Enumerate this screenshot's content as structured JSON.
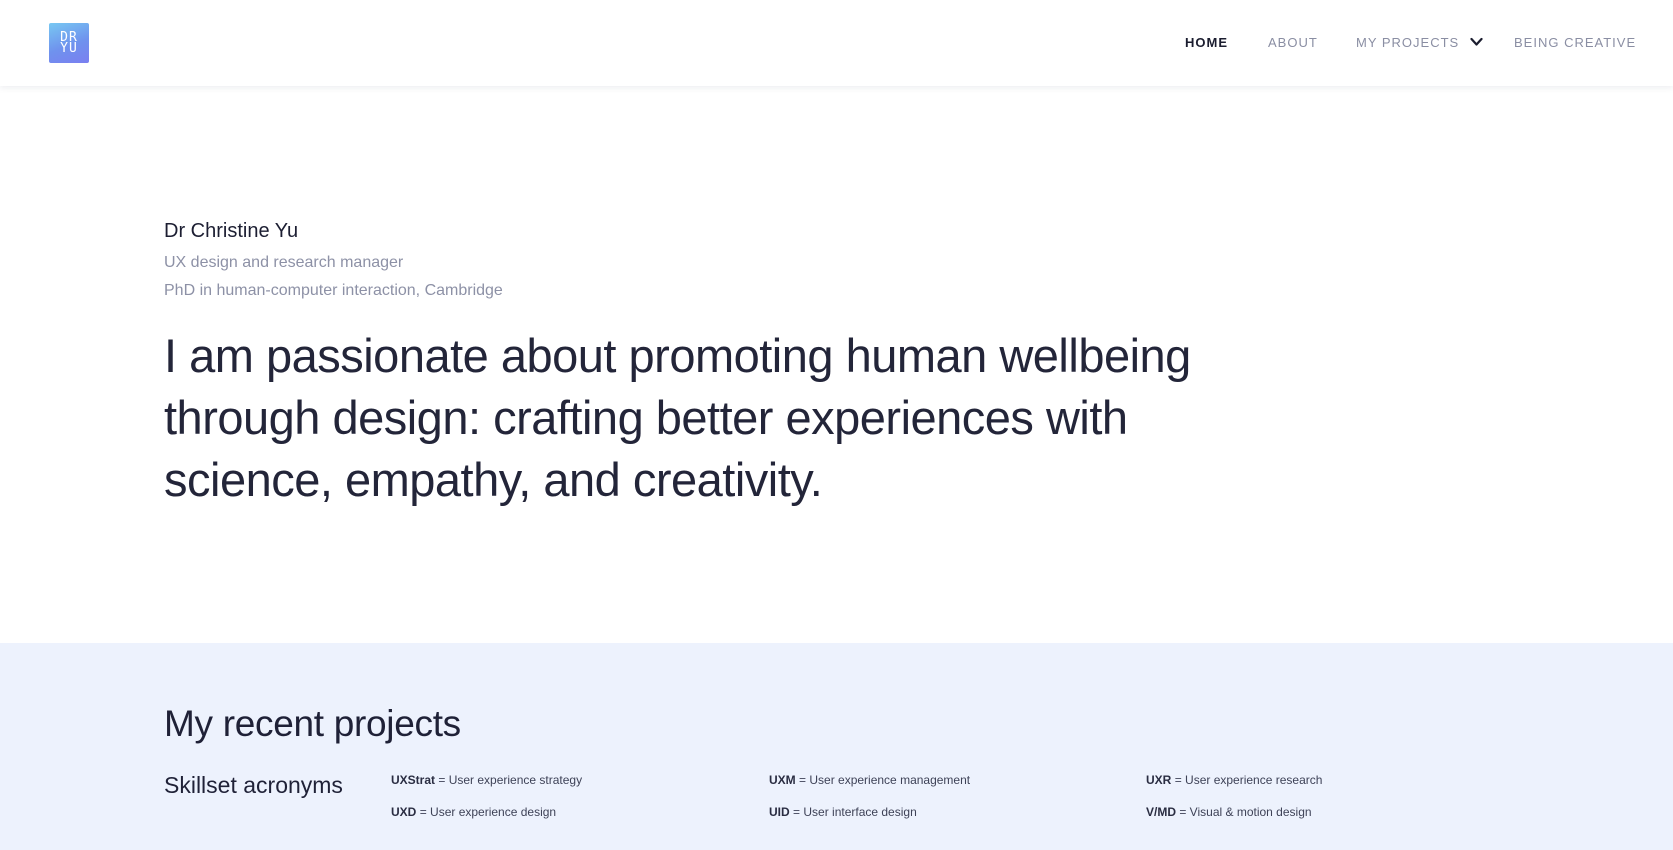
{
  "header": {
    "logo_text": "DR\nYU",
    "nav": [
      {
        "label": "HOME",
        "active": true
      },
      {
        "label": "ABOUT",
        "active": false
      },
      {
        "label": "MY PROJECTS",
        "active": false,
        "has_dropdown": true
      },
      {
        "label": "BEING CREATIVE",
        "active": false
      }
    ]
  },
  "hero": {
    "name": "Dr Christine Yu",
    "role": "UX design and research manager",
    "degree": "PhD in human-computer interaction, Cambridge",
    "statement": "I am passionate about promoting human wellbeing through design: crafting better experiences with science, empathy, and creativity."
  },
  "projects": {
    "title": "My recent projects",
    "skills_title": "Skillset acronyms",
    "acronyms": [
      {
        "abbr": "UXStrat",
        "meaning": "= User experience strategy"
      },
      {
        "abbr": "UXM",
        "meaning": "= User experience management"
      },
      {
        "abbr": "UXR",
        "meaning": "= User experience research"
      },
      {
        "abbr": "UXD",
        "meaning": "= User experience design"
      },
      {
        "abbr": "UID",
        "meaning": "= User interface design"
      },
      {
        "abbr": "V/MD",
        "meaning": "= Visual & motion design"
      }
    ]
  },
  "colors": {
    "projects_bg": "#edf2fd",
    "nav_inactive": "#8a8ea3",
    "nav_active": "#1b1d2f",
    "logo_gradient_start": "#78c8f2",
    "logo_gradient_end": "#7a7ff0"
  }
}
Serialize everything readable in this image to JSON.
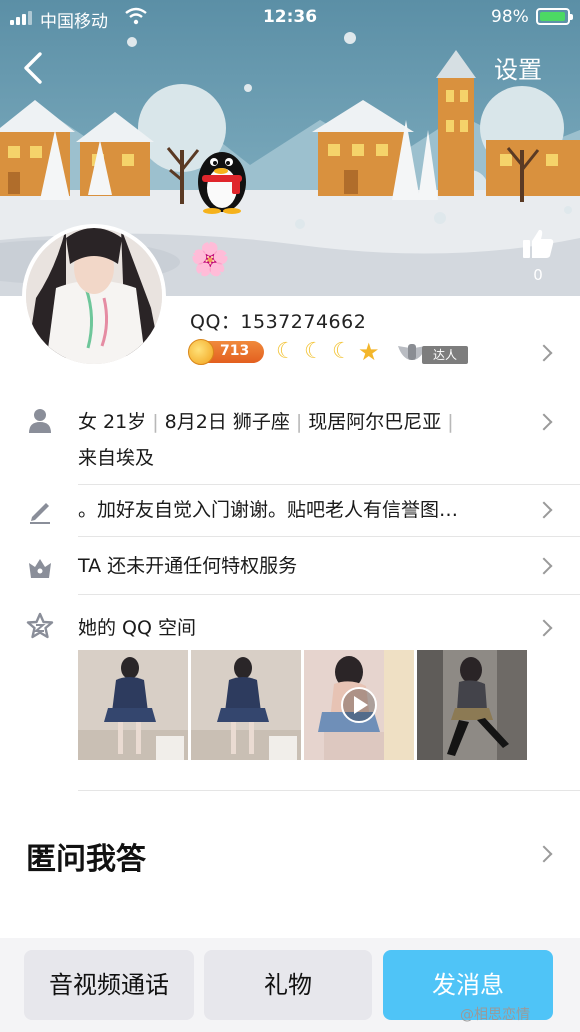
{
  "status_bar": {
    "carrier": "中国移动",
    "time": "12:36",
    "battery_percent": "98%",
    "battery_level": 0.98
  },
  "header": {
    "back_icon": "chevron-left-icon",
    "settings_label": "设置",
    "like_count": "0"
  },
  "profile": {
    "qq_label": "QQ：1537274662",
    "coin_count": "713",
    "level_icons": [
      "moon-icon",
      "moon-icon",
      "moon-icon",
      "star-icon"
    ],
    "talent_label": "达人"
  },
  "info": {
    "gender_age": "女 21岁",
    "birthday": "8月2日 狮子座",
    "location": "现居阿尔巴尼亚",
    "hometown": "来自埃及",
    "signature": "。加好友自觉入门谢谢。贴吧老人有信誉图…",
    "privilege": "TA 还未开通任何特权服务",
    "qzone": "她的 QQ 空间"
  },
  "section": {
    "title": "匿问我答"
  },
  "bottom_bar": {
    "call_label": "音视频通话",
    "gift_label": "礼物",
    "message_label": "发消息"
  },
  "watermark": "@相思恋情",
  "colors": {
    "accent": "#4fc4f7",
    "coin": "#e35f1f",
    "divider": "#e5e5e5"
  }
}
---+---
Problem to solve:
Pictures aside, set down the lines from the one containing "Serialize everything readable" through the end of the records above, exactly and only those.

Reply to the exercise:
Serialize everything readable in this image to JSON.
{
  "status_bar": {
    "carrier": "中国移动",
    "time": "12:36",
    "battery_percent": "98%",
    "battery_level": 0.98
  },
  "header": {
    "back_icon": "chevron-left-icon",
    "settings_label": "设置",
    "like_count": "0"
  },
  "profile": {
    "qq_label": "QQ：1537274662",
    "coin_count": "713",
    "level_icons": [
      "moon-icon",
      "moon-icon",
      "moon-icon",
      "star-icon"
    ],
    "talent_label": "达人"
  },
  "info": {
    "gender_age": "女 21岁",
    "birthday": "8月2日 狮子座",
    "location": "现居阿尔巴尼亚",
    "hometown": "来自埃及",
    "signature": "。加好友自觉入门谢谢。贴吧老人有信誉图…",
    "privilege": "TA 还未开通任何特权服务",
    "qzone": "她的 QQ 空间"
  },
  "section": {
    "title": "匿问我答"
  },
  "bottom_bar": {
    "call_label": "音视频通话",
    "gift_label": "礼物",
    "message_label": "发消息"
  },
  "watermark": "@相思恋情",
  "colors": {
    "accent": "#4fc4f7",
    "coin": "#e35f1f",
    "divider": "#e5e5e5"
  }
}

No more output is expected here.